start Extracted information
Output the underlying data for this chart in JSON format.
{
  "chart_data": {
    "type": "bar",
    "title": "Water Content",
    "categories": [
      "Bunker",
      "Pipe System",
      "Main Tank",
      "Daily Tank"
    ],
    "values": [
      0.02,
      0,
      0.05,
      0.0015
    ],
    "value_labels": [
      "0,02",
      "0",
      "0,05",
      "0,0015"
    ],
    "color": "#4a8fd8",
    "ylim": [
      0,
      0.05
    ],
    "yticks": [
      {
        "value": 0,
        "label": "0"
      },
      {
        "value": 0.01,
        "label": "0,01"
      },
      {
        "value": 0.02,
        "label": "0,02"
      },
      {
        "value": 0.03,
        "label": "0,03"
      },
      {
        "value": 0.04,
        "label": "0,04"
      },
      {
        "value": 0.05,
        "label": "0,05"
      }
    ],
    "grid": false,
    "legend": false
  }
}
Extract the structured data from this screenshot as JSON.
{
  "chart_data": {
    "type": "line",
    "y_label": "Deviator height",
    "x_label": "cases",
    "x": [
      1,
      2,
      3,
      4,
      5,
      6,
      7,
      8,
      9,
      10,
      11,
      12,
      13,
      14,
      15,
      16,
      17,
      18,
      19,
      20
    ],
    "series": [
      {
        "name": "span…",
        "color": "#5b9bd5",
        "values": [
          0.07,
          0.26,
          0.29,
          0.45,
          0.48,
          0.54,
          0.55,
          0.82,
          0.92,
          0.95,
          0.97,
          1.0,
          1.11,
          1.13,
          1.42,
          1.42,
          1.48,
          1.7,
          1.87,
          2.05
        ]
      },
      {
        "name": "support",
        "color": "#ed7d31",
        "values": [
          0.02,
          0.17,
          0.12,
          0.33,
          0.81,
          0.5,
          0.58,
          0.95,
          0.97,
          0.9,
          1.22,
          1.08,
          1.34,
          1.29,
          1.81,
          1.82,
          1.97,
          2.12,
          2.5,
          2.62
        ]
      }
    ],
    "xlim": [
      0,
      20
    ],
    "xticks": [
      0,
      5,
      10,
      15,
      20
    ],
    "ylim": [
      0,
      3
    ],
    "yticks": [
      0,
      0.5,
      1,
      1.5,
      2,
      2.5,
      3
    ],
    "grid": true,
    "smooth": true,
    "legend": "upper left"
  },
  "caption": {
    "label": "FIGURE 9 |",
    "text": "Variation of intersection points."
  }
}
end Extracted information
▸ **Task prompt**
Copy out each line of the data containing the string "JSON".

▸ **Task result**
Output the underlying data for this chart in JSON format.
Extract the structured data from this screenshot as JSON.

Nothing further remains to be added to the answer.